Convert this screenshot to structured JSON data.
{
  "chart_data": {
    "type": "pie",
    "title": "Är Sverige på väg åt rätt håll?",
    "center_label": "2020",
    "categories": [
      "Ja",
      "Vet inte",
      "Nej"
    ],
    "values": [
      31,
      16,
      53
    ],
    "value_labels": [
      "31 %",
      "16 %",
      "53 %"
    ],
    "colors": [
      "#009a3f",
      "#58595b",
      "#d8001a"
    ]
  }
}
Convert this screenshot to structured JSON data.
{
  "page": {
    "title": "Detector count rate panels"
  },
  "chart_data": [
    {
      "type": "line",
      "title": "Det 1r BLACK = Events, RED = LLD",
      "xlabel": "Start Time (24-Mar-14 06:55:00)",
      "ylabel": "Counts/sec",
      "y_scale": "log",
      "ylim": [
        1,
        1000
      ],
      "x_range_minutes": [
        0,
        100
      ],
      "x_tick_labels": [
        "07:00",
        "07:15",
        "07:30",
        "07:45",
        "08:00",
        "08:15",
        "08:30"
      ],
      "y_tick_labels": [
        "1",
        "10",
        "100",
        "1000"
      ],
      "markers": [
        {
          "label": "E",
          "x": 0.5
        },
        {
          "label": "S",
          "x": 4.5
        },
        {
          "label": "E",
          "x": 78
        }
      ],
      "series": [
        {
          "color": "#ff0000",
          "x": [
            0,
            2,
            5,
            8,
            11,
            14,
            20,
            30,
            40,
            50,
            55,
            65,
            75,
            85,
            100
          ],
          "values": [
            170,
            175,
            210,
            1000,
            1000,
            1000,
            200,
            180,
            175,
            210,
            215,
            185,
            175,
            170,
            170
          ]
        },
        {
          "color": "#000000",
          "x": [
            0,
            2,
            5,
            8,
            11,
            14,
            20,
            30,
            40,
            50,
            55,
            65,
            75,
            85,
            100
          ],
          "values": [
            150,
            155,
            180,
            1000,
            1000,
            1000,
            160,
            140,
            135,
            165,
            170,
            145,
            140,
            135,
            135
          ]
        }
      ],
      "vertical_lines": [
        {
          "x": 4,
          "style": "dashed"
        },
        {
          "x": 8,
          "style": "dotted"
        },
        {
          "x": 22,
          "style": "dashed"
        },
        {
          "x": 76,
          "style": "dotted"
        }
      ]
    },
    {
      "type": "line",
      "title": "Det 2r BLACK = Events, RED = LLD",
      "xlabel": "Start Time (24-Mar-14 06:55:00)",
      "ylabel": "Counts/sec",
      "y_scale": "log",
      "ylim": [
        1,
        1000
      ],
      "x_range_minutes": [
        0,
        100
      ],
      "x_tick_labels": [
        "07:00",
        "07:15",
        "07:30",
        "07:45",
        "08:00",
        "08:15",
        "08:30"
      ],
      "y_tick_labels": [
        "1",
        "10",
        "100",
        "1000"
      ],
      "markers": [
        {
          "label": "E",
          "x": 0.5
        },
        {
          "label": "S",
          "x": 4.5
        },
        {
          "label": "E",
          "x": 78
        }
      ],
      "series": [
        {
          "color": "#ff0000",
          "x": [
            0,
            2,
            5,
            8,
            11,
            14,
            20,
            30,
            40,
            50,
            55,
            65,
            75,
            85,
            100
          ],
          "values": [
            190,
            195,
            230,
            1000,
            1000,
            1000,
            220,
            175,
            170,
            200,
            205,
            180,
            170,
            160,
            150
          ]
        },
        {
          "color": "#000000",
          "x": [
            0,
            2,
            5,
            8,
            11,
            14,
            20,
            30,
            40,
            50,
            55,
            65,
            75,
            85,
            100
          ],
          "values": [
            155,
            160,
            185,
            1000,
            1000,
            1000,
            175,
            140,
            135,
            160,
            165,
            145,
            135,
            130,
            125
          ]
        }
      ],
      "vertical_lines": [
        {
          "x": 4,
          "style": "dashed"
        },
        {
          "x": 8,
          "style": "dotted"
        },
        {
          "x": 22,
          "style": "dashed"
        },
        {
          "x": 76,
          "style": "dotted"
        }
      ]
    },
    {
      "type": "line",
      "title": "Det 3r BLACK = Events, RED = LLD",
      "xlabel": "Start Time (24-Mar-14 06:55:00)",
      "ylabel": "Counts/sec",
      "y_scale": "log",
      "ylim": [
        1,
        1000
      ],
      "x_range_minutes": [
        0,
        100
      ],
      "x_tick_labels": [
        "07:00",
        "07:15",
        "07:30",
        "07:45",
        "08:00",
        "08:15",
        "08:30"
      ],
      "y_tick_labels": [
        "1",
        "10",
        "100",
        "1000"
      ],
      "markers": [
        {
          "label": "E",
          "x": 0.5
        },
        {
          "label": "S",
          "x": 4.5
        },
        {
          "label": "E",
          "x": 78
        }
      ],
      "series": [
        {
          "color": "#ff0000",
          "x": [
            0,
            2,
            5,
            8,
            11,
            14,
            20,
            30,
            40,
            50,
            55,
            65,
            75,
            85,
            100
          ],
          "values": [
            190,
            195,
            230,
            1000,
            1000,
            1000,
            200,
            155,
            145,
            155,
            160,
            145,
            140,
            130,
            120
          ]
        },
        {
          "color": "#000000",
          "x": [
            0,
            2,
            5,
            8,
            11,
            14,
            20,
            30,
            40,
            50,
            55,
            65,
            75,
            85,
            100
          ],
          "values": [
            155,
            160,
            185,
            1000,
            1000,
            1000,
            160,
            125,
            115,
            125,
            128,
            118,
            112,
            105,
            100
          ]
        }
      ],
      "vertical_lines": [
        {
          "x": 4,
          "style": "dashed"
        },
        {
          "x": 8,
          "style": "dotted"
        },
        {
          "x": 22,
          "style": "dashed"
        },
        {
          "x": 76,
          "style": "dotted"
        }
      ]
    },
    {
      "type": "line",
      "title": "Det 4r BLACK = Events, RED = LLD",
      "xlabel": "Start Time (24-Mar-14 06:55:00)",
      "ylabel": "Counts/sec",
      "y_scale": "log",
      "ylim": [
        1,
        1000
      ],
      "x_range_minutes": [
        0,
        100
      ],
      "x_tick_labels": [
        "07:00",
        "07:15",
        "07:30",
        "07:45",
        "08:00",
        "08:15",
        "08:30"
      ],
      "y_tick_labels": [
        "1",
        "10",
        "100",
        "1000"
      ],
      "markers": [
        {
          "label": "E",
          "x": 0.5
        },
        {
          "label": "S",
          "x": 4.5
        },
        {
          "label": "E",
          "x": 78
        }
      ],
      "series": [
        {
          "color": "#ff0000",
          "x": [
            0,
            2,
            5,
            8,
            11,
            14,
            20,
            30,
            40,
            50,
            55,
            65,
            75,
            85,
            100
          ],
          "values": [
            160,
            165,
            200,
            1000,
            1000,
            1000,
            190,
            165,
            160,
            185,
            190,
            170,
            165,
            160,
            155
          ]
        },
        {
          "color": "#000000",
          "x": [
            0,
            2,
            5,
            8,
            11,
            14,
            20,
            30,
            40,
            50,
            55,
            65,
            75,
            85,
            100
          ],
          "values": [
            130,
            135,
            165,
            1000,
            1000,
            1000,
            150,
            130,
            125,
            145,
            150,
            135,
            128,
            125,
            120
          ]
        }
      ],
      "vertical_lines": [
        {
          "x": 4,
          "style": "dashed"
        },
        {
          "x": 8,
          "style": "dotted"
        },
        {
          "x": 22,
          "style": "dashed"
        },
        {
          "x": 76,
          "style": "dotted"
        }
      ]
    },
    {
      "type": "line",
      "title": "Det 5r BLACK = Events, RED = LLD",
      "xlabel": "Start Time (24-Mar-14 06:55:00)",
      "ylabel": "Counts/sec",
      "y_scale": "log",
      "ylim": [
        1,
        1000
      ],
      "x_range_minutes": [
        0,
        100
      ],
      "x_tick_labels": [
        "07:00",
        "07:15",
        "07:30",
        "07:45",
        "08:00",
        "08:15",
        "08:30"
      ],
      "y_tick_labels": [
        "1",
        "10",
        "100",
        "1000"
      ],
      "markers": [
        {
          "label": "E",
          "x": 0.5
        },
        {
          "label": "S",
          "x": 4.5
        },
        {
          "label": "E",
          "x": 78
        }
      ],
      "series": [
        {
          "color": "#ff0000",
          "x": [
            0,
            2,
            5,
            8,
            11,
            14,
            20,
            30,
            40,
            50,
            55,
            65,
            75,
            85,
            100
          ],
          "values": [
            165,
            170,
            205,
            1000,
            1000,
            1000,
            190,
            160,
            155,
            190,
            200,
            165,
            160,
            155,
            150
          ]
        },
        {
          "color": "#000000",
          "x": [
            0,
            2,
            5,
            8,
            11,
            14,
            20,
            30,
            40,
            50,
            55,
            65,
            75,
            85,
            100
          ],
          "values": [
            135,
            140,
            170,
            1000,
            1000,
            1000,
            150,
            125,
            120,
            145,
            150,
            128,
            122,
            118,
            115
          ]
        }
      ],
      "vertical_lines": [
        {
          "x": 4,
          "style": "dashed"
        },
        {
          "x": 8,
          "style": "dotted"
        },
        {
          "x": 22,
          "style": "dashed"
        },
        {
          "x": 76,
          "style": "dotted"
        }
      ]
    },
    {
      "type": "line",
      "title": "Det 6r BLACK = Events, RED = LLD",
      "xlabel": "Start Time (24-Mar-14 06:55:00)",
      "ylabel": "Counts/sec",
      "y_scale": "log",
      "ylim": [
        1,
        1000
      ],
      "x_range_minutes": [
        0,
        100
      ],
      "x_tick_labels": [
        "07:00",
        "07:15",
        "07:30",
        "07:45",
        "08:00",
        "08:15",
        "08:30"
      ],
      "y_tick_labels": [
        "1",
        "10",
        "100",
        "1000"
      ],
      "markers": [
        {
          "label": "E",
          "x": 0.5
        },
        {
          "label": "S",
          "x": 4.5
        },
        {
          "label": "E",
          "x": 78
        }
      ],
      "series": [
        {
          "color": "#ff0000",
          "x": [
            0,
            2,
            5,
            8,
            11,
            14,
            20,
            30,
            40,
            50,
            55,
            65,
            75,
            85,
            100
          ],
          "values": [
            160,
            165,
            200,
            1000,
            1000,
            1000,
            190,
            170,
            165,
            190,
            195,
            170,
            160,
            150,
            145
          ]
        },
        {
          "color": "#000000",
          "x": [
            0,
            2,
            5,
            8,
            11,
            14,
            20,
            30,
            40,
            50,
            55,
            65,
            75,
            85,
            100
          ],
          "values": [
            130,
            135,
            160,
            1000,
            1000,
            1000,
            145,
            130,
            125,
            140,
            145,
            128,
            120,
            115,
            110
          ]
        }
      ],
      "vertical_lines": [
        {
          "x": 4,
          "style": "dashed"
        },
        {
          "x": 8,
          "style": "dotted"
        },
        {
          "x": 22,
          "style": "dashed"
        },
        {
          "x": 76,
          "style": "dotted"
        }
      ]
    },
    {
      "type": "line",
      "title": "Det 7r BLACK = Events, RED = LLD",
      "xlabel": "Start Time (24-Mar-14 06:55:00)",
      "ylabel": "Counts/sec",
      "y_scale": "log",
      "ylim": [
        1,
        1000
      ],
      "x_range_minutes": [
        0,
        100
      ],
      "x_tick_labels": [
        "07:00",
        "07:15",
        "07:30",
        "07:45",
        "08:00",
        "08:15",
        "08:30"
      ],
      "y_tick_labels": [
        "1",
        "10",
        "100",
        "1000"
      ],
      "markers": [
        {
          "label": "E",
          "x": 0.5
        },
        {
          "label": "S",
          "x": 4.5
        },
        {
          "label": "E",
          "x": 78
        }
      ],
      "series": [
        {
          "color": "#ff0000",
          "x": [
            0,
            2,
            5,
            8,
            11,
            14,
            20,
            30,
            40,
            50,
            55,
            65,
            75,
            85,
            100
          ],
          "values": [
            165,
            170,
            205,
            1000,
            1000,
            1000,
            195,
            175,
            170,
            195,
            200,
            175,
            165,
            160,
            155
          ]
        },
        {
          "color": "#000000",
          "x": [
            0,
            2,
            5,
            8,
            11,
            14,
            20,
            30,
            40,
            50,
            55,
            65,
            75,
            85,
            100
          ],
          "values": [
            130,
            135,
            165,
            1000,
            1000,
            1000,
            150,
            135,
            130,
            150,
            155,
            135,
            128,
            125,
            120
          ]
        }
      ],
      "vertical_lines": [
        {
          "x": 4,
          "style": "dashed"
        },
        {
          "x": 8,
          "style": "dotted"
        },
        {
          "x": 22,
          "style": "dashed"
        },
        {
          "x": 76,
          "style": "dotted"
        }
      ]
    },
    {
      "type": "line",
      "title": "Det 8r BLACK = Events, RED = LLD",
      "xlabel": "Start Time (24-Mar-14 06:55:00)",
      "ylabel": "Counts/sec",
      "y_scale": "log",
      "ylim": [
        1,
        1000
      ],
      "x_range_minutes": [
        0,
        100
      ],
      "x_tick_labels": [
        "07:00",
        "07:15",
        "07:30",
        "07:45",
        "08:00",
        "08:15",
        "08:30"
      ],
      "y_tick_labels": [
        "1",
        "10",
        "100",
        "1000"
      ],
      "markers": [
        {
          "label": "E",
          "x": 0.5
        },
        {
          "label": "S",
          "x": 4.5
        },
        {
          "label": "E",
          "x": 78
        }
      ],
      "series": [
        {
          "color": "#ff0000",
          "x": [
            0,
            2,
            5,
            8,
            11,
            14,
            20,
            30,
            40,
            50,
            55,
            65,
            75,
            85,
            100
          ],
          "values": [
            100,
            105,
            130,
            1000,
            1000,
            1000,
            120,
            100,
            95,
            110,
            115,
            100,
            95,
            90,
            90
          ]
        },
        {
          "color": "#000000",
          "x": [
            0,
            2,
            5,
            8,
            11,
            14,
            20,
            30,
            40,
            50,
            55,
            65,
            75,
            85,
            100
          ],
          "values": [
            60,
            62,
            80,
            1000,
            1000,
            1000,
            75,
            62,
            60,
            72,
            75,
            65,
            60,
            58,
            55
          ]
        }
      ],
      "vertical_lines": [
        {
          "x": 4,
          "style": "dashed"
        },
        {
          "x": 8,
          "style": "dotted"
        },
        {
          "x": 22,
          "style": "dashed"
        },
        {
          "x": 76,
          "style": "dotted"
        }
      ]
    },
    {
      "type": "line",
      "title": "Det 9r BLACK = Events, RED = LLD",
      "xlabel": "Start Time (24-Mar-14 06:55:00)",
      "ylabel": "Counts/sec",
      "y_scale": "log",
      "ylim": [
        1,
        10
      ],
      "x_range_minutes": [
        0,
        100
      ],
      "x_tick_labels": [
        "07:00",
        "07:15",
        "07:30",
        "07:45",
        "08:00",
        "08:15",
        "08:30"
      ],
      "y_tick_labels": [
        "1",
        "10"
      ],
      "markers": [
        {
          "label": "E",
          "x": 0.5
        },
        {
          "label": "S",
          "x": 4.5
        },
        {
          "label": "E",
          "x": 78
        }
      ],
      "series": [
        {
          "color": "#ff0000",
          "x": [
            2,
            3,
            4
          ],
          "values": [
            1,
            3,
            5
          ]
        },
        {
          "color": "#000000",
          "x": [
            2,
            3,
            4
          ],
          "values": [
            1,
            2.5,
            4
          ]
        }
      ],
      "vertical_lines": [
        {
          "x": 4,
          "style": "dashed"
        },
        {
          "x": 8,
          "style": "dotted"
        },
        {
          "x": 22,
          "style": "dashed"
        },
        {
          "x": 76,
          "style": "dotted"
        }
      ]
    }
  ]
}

- - - - - - -

• _WRITTEN TASK_: Copy out every line of the material above that mentions the word "BLACK".

• _RESPONSE TO THE TASK_:
      "title": "Det 1r BLACK = Events, RED = LLD",
      "title": "Det 2r BLACK = Events, RED = LLD",
      "title": "Det 3r BLACK = Events, RED = LLD",
      "title": "Det 4r BLACK = Events, RED = LLD",
      "title": "Det 5r BLACK = Events, RED = LLD",
      "title": "Det 6r BLACK = Events, RED = LLD",
      "title": "Det 7r BLACK = Events, RED = LLD",
      "title": "Det 8r BLACK = Events, RED = LLD",
      "title": "Det 9r BLACK = Events, RED = LLD",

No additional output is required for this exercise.